PROBLEM TO WORK ON
In the material below, find every line with "sběru" and pull it out.

MATERIAL PROVIDED
=====

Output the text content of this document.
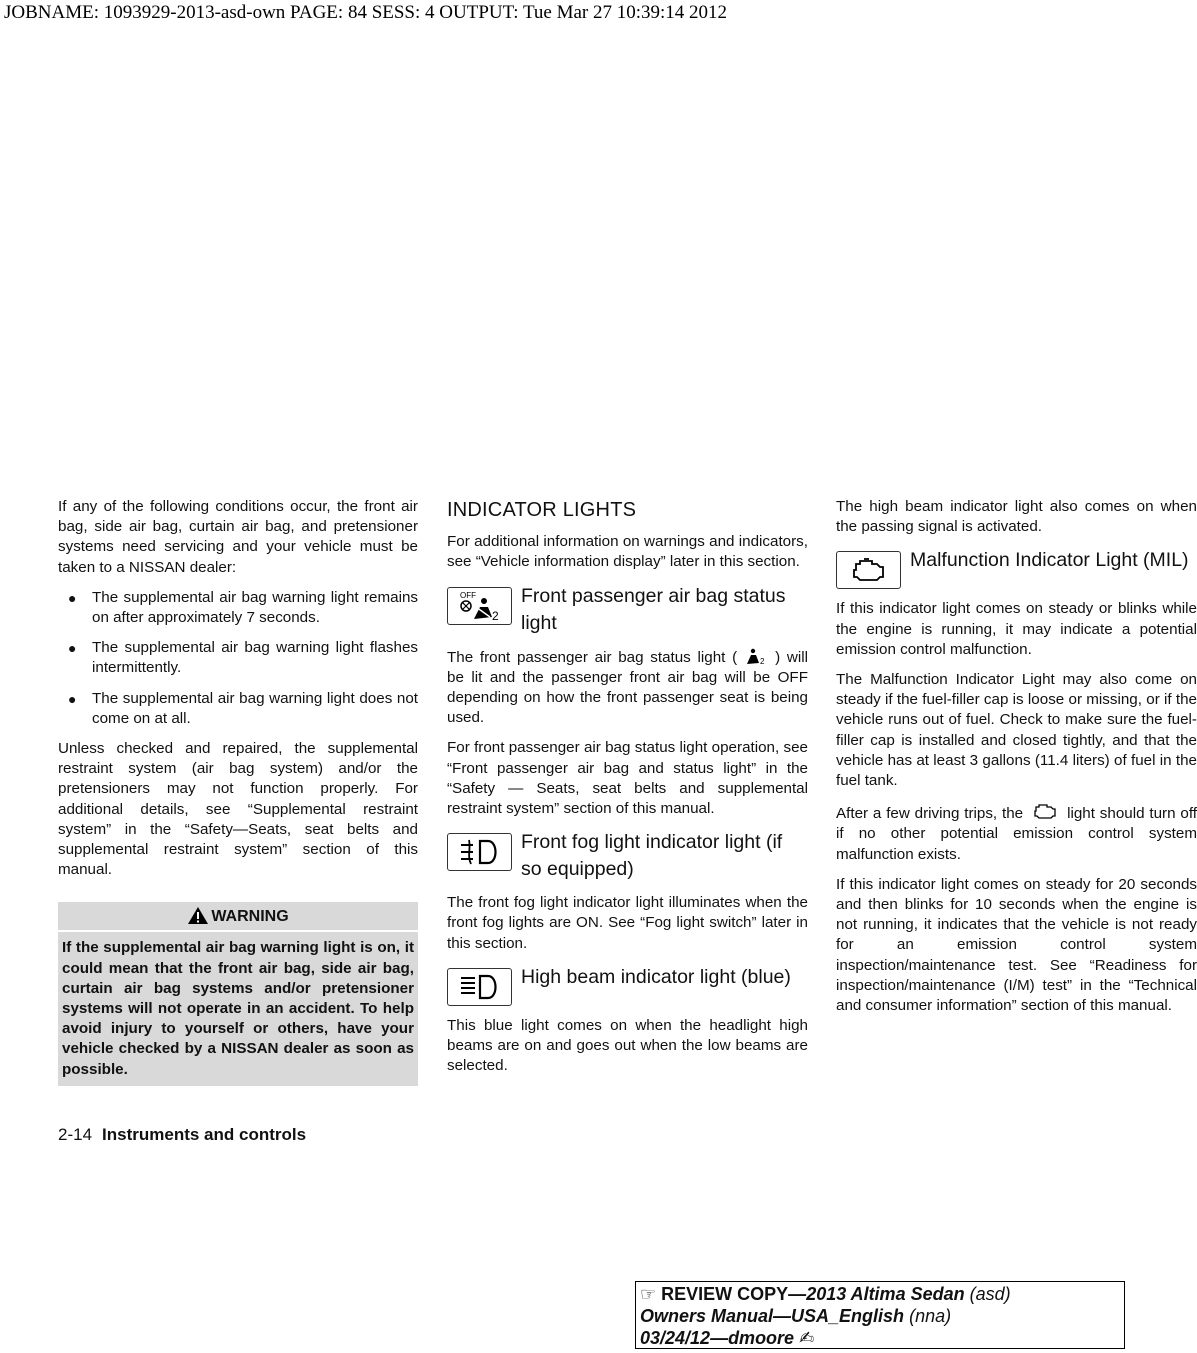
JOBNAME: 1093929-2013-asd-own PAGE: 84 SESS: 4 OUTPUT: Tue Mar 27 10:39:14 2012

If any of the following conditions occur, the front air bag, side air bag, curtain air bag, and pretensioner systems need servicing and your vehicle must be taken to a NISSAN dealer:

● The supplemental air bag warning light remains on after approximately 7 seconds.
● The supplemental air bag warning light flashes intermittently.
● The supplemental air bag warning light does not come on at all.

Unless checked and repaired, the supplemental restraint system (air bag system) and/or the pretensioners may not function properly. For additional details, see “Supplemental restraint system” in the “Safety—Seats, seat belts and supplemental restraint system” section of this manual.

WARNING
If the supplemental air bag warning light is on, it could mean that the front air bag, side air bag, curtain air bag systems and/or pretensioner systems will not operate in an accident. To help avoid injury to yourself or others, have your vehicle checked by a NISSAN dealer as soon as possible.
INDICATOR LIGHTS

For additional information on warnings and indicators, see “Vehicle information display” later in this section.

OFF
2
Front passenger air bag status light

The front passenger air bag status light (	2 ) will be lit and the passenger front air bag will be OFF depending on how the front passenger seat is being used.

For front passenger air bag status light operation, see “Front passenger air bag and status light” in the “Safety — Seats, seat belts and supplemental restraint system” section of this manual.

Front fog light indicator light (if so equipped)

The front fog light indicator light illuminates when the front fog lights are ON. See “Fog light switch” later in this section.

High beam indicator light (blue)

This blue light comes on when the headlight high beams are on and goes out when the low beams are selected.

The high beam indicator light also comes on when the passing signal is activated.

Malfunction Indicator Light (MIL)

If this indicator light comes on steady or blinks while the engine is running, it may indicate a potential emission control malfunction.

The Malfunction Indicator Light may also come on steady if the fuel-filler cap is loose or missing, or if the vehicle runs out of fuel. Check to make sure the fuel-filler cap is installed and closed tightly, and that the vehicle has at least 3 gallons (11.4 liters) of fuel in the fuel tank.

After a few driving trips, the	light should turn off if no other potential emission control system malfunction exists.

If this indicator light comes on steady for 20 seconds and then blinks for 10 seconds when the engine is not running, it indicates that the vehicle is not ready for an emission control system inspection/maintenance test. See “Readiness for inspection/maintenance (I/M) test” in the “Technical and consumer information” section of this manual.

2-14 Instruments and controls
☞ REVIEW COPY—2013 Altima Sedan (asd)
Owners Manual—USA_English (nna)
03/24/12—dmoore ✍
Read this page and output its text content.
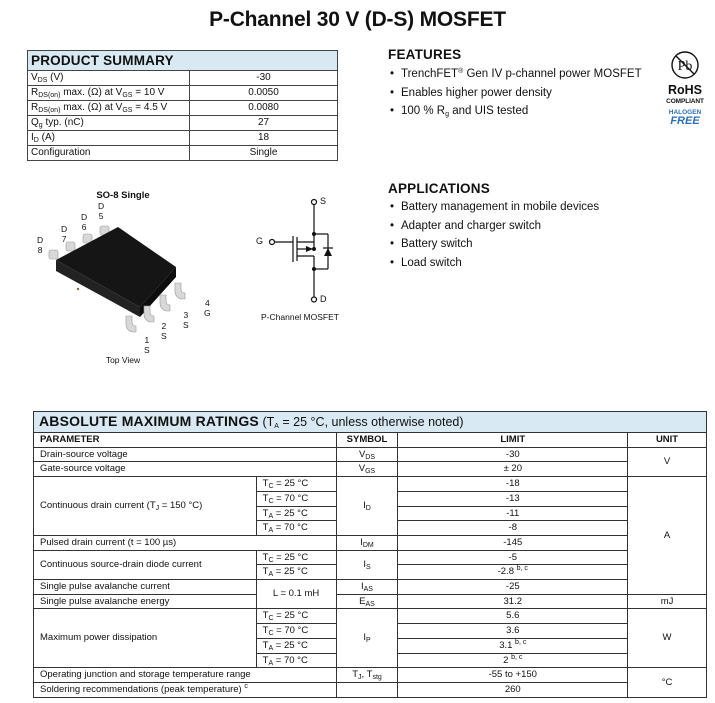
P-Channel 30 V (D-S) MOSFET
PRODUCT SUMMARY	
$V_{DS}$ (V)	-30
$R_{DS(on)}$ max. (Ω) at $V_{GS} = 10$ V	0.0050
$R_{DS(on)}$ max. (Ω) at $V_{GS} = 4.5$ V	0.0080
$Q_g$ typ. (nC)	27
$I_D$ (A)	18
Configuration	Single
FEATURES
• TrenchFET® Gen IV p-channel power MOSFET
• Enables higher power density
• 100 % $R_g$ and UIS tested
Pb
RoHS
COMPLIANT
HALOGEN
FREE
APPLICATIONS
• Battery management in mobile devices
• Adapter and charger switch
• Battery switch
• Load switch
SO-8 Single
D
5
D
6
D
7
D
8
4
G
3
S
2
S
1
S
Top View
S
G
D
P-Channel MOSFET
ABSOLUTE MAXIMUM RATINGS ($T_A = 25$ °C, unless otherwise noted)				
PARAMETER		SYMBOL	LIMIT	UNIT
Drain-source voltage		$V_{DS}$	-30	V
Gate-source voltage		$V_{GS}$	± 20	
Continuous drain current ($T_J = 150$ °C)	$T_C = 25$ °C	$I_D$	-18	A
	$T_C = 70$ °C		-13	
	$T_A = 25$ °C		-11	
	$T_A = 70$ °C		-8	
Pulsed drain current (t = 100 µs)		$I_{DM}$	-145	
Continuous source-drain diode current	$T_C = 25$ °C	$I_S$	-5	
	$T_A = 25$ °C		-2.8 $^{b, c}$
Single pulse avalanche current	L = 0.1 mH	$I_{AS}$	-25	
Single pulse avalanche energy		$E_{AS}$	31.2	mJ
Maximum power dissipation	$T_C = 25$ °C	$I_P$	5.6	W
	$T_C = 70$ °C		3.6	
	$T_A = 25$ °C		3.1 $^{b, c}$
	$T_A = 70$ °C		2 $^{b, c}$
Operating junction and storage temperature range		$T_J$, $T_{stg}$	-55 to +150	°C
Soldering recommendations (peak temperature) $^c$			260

=====

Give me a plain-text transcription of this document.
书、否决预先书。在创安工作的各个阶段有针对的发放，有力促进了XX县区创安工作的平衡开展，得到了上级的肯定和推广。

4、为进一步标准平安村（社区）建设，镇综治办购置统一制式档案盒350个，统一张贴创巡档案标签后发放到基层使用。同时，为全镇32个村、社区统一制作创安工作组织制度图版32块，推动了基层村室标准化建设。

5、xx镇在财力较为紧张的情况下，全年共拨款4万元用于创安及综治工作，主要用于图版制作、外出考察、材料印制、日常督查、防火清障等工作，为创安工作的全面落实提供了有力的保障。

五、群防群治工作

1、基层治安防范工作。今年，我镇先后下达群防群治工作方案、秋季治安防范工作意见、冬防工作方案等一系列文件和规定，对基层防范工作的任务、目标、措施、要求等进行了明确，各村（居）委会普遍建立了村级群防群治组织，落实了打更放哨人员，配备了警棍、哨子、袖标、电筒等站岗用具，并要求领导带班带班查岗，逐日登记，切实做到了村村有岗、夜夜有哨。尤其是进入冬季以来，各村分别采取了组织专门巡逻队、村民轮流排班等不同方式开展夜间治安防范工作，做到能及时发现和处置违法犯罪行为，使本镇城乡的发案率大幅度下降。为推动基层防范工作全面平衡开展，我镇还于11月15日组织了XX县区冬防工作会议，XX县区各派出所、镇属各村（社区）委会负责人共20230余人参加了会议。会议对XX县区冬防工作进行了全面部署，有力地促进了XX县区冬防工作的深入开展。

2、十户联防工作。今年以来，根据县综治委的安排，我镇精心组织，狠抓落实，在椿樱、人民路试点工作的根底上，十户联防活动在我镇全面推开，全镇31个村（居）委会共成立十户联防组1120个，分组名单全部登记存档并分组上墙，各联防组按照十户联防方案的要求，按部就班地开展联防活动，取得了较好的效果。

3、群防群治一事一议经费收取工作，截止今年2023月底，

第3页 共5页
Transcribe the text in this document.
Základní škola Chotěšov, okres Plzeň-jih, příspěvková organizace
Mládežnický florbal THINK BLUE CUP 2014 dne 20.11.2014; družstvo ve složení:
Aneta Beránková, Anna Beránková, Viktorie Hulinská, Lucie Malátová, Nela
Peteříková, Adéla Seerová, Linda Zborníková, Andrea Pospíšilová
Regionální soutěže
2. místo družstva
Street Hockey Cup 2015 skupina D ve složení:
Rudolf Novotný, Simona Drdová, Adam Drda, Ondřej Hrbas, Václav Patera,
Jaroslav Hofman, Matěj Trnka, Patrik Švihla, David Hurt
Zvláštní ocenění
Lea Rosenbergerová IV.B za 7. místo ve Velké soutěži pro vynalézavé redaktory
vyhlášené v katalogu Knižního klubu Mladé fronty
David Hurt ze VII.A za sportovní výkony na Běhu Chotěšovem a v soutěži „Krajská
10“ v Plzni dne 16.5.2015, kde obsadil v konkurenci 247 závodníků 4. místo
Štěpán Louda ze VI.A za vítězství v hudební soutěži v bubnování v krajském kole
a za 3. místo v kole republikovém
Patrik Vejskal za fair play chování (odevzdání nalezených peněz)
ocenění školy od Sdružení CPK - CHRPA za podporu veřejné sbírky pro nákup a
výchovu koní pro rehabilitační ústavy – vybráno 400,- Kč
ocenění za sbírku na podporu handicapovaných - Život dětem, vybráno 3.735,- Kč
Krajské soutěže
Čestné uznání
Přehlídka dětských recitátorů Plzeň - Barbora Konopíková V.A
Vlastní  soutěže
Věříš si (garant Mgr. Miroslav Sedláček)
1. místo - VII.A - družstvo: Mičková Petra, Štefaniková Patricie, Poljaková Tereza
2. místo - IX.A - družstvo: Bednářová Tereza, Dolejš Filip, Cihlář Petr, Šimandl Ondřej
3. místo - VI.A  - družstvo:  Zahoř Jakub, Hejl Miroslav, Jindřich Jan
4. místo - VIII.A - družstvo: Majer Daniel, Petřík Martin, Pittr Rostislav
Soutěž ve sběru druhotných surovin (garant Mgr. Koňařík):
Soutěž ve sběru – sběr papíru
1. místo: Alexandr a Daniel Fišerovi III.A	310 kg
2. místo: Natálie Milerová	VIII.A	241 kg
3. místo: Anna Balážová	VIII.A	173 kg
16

=====

COMPLETE OUTPUT
Soutěž ve sběru druhotných surovin (garant Mgr. Koňařík):
Soutěž ve sběru – sběr papíru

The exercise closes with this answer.